[O PROBLEMA]
Por favor, reproduza sem nenhuma alteração a parte do trecho sobre Nikki Giovanni que começa nas palavras "3 poemas de" e para logo depois de "Universidade Virginia Tech.".
----- TRECHO FORNECIDO -----
3 poemas de Nikki Giovanni traduzidos por Desirée dos Santos

Nascida no Tennessee (EUA), em 1943, Nikki Giovanni é uma escritora afro-americana reconhecida principalmente por seus trabalhos poéticos. Notadamente premiada por diversas publicações que passam por antologias poéticas, poemas gravados, livros infantis. É, também, bastante reconhecida por tratar de temáticas étnico-raciais e de gênero. Atualmente leciona no departamento de Inglês da Universidade Virginia Tech.
----- DADOS FORNECIDOS -----
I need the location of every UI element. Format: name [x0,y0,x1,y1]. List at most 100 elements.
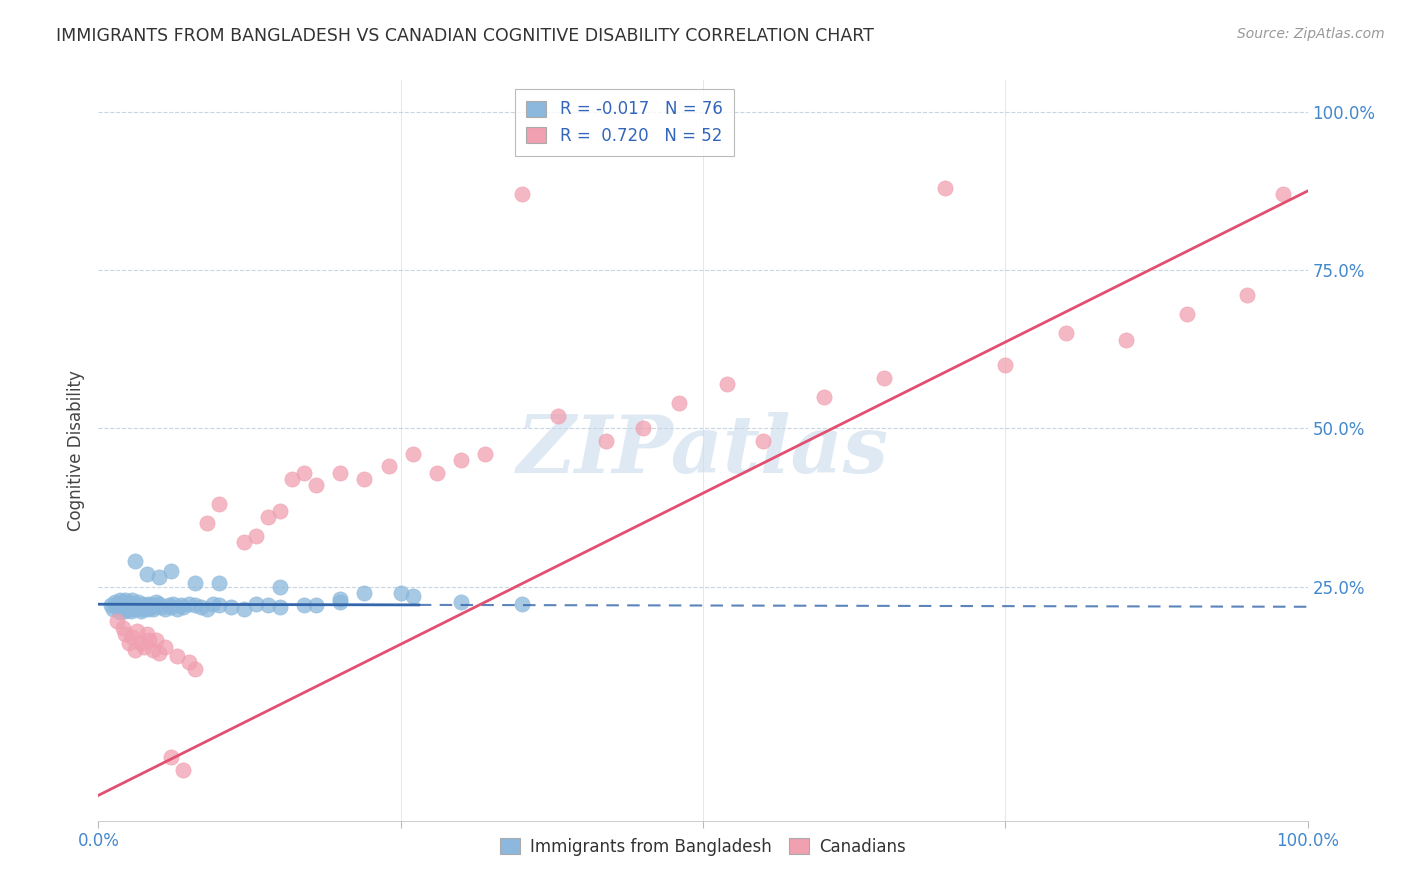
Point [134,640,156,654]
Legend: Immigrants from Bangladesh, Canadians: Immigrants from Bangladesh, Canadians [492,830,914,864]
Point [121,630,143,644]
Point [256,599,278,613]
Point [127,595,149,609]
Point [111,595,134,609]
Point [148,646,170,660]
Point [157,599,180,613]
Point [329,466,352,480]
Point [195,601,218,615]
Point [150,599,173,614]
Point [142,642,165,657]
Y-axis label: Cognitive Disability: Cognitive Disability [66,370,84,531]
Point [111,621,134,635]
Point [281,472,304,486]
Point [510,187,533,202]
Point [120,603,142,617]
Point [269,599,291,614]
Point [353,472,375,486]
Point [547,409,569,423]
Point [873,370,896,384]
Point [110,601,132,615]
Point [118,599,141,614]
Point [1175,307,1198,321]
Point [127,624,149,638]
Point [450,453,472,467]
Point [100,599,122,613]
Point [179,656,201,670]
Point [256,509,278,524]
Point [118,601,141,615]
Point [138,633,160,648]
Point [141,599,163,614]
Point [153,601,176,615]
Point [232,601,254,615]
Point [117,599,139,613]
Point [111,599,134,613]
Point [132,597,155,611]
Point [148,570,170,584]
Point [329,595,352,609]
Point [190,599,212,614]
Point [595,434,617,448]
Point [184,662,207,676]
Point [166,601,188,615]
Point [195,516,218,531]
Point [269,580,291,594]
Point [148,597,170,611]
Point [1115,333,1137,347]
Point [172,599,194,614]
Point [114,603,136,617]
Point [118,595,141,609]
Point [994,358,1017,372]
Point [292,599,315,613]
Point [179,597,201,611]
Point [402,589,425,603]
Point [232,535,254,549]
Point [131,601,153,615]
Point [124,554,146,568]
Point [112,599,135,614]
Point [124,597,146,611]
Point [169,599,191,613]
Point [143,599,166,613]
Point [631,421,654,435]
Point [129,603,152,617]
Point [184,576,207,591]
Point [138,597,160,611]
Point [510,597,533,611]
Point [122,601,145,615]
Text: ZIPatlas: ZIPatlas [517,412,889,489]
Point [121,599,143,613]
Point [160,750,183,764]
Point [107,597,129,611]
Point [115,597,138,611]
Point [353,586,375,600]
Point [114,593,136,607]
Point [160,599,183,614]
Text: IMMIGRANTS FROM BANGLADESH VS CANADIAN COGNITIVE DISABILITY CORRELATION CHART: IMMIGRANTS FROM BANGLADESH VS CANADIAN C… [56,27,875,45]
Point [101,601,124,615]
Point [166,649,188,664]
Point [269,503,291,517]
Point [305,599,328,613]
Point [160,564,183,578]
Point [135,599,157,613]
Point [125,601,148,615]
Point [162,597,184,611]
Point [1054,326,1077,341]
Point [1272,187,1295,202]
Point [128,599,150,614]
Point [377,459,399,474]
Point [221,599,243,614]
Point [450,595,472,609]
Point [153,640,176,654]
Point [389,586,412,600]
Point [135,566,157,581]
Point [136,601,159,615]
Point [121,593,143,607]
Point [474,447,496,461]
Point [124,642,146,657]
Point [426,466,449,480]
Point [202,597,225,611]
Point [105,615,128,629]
-----
[SOLUÇÃO DO EXERCÍCIO]
3 poemas de Nikki Giovanni traduzidos por Desirée dos Santos

Nascida no Tennessee (EUA), em 1943, Nikki Giovanni é uma escritora afro-americana reconhecida principalmente por seus trabalhos poéticos. Notadamente premiada por diversas publicações que passam por antologias poéticas, poemas gravados, livros infantis. É, também, bastante reconhecida por tratar de temáticas étnico-raciais e de gênero. Atualmente leciona no departamento de Inglês da Universidade Virginia Tech.